* **PROBLEM STATEMENT**:
Would you return all of this data exactly, leaving nothing out?

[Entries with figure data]
==================================================

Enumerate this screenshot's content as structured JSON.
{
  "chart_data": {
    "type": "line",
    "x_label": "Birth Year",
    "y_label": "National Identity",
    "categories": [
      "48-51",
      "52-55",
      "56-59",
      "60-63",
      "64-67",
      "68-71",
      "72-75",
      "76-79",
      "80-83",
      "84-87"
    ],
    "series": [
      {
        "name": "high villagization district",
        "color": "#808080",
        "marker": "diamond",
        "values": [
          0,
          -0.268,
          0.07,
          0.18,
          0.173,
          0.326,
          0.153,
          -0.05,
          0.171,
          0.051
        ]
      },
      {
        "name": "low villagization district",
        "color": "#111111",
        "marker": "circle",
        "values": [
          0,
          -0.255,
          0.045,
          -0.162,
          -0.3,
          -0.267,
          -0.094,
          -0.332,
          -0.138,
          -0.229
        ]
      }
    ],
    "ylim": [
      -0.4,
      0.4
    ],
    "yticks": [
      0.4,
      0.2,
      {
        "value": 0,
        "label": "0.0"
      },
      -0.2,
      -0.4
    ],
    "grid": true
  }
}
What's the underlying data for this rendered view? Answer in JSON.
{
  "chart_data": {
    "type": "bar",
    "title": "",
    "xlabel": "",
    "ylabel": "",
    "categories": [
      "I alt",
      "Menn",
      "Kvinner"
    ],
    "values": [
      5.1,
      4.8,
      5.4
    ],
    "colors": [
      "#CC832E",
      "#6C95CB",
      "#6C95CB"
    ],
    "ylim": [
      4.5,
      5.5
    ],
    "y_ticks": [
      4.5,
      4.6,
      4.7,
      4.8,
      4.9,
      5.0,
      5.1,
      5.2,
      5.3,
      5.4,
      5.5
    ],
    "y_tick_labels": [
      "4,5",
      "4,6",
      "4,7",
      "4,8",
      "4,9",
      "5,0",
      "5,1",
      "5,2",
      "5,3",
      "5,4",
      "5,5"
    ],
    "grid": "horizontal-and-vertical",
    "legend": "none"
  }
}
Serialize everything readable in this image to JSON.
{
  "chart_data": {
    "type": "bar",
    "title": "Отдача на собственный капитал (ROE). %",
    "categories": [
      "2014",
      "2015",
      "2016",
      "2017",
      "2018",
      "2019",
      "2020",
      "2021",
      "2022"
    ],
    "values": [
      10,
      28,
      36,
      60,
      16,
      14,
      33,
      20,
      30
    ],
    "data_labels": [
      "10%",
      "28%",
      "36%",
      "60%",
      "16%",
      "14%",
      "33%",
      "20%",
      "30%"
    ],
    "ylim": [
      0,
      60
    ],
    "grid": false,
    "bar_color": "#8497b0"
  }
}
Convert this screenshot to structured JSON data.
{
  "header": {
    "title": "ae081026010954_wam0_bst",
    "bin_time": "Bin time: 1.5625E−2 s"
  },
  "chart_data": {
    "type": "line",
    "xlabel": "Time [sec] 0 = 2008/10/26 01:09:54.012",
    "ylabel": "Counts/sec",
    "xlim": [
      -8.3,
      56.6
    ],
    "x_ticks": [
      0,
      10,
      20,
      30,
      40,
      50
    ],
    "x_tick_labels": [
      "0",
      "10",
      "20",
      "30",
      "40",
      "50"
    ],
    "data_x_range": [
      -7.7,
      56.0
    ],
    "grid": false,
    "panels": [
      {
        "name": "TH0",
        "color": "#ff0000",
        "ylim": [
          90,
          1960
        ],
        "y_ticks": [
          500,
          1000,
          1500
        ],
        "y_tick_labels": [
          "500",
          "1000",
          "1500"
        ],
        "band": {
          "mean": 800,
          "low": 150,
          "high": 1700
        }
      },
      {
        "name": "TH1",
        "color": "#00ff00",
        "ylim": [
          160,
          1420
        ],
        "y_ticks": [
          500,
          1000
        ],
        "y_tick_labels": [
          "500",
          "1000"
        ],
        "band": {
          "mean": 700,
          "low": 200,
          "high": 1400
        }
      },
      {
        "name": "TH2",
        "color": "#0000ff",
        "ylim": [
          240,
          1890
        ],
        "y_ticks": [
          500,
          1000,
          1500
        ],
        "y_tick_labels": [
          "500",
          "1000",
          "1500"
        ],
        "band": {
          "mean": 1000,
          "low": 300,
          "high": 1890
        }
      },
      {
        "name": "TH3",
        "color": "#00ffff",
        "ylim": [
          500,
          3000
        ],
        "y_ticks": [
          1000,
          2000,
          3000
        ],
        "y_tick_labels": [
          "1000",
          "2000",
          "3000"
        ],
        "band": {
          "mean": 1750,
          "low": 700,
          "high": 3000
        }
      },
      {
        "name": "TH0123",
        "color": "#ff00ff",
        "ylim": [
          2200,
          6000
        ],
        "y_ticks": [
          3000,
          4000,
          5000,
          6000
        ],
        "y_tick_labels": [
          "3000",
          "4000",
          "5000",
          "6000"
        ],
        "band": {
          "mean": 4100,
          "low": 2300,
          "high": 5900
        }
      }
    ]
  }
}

==================================================

* **WORKED ANSWER**:
Enumerate this screenshot's content as structured JSON.
{
  "chart_data": {
    "type": "line",
    "x_label": "Birth Year",
    "y_label": "National Identity",
    "categories": [
      "48-51",
      "52-55",
      "56-59",
      "60-63",
      "64-67",
      "68-71",
      "72-75",
      "76-79",
      "80-83",
      "84-87"
    ],
    "series": [
      {
        "name": "high villagization district",
        "color": "#808080",
        "marker": "diamond",
        "values": [
          0,
          -0.268,
          0.07,
          0.18,
          0.173,
          0.326,
          0.153,
          -0.05,
          0.171,
          0.051
        ]
      },
      {
        "name": "low villagization district",
        "color": "#111111",
        "marker": "circle",
        "values": [
          0,
          -0.255,
          0.045,
          -0.162,
          -0.3,
          -0.267,
          -0.094,
          -0.332,
          -0.138,
          -0.229
        ]
      }
    ],
    "ylim": [
      -0.4,
      0.4
    ],
    "yticks": [
      0.4,
      0.2,
      {
        "value": 0,
        "label": "0.0"
      },
      -0.2,
      -0.4
    ],
    "grid": true
  }
}
What's the underlying data for this rendered view? Answer in JSON.
{
  "chart_data": {
    "type": "bar",
    "title": "",
    "xlabel": "",
    "ylabel": "",
    "categories": [
      "I alt",
      "Menn",
      "Kvinner"
    ],
    "values": [
      5.1,
      4.8,
      5.4
    ],
    "colors": [
      "#CC832E",
      "#6C95CB",
      "#6C95CB"
    ],
    "ylim": [
      4.5,
      5.5
    ],
    "y_ticks": [
      4.5,
      4.6,
      4.7,
      4.8,
      4.9,
      5.0,
      5.1,
      5.2,
      5.3,
      5.4,
      5.5
    ],
    "y_tick_labels": [
      "4,5",
      "4,6",
      "4,7",
      "4,8",
      "4,9",
      "5,0",
      "5,1",
      "5,2",
      "5,3",
      "5,4",
      "5,5"
    ],
    "grid": "horizontal-and-vertical",
    "legend": "none"
  }
}
Serialize everything readable in this image to JSON.
{
  "chart_data": {
    "type": "bar",
    "title": "Отдача на собственный капитал (ROE). %",
    "categories": [
      "2014",
      "2015",
      "2016",
      "2017",
      "2018",
      "2019",
      "2020",
      "2021",
      "2022"
    ],
    "values": [
      10,
      28,
      36,
      60,
      16,
      14,
      33,
      20,
      30
    ],
    "data_labels": [
      "10%",
      "28%",
      "36%",
      "60%",
      "16%",
      "14%",
      "33%",
      "20%",
      "30%"
    ],
    "ylim": [
      0,
      60
    ],
    "grid": false,
    "bar_color": "#8497b0"
  }
}
Convert this screenshot to structured JSON data.
{
  "header": {
    "title": "ae081026010954_wam0_bst",
    "bin_time": "Bin time: 1.5625E−2 s"
  },
  "chart_data": {
    "type": "line",
    "xlabel": "Time [sec] 0 = 2008/10/26 01:09:54.012",
    "ylabel": "Counts/sec",
    "xlim": [
      -8.3,
      56.6
    ],
    "x_ticks": [
      0,
      10,
      20,
      30,
      40,
      50
    ],
    "x_tick_labels": [
      "0",
      "10",
      "20",
      "30",
      "40",
      "50"
    ],
    "data_x_range": [
      -7.7,
      56.0
    ],
    "grid": false,
    "panels": [
      {
        "name": "TH0",
        "color": "#ff0000",
        "ylim": [
          90,
          1960
        ],
        "y_ticks": [
          500,
          1000,
          1500
        ],
        "y_tick_labels": [
          "500",
          "1000",
          "1500"
        ],
        "band": {
          "mean": 800,
          "low": 150,
          "high": 1700
        }
      },
      {
        "name": "TH1",
        "color": "#00ff00",
        "ylim": [
          160,
          1420
        ],
        "y_ticks": [
          500,
          1000
        ],
        "y_tick_labels": [
          "500",
          "1000"
        ],
        "band": {
          "mean": 700,
          "low": 200,
          "high": 1400
        }
      },
      {
        "name": "TH2",
        "color": "#0000ff",
        "ylim": [
          240,
          1890
        ],
        "y_ticks": [
          500,
          1000,
          1500
        ],
        "y_tick_labels": [
          "500",
          "1000",
          "1500"
        ],
        "band": {
          "mean": 1000,
          "low": 300,
          "high": 1890
        }
      },
      {
        "name": "TH3",
        "color": "#00ffff",
        "ylim": [
          500,
          3000
        ],
        "y_ticks": [
          1000,
          2000,
          3000
        ],
        "y_tick_labels": [
          "1000",
          "2000",
          "3000"
        ],
        "band": {
          "mean": 1750,
          "low": 700,
          "high": 3000
        }
      },
      {
        "name": "TH0123",
        "color": "#ff00ff",
        "ylim": [
          2200,
          6000
        ],
        "y_ticks": [
          3000,
          4000,
          5000,
          6000
        ],
        "y_tick_labels": [
          "3000",
          "4000",
          "5000",
          "6000"
        ],
        "band": {
          "mean": 4100,
          "low": 2300,
          "high": 5900
        }
      }
    ]
  }
}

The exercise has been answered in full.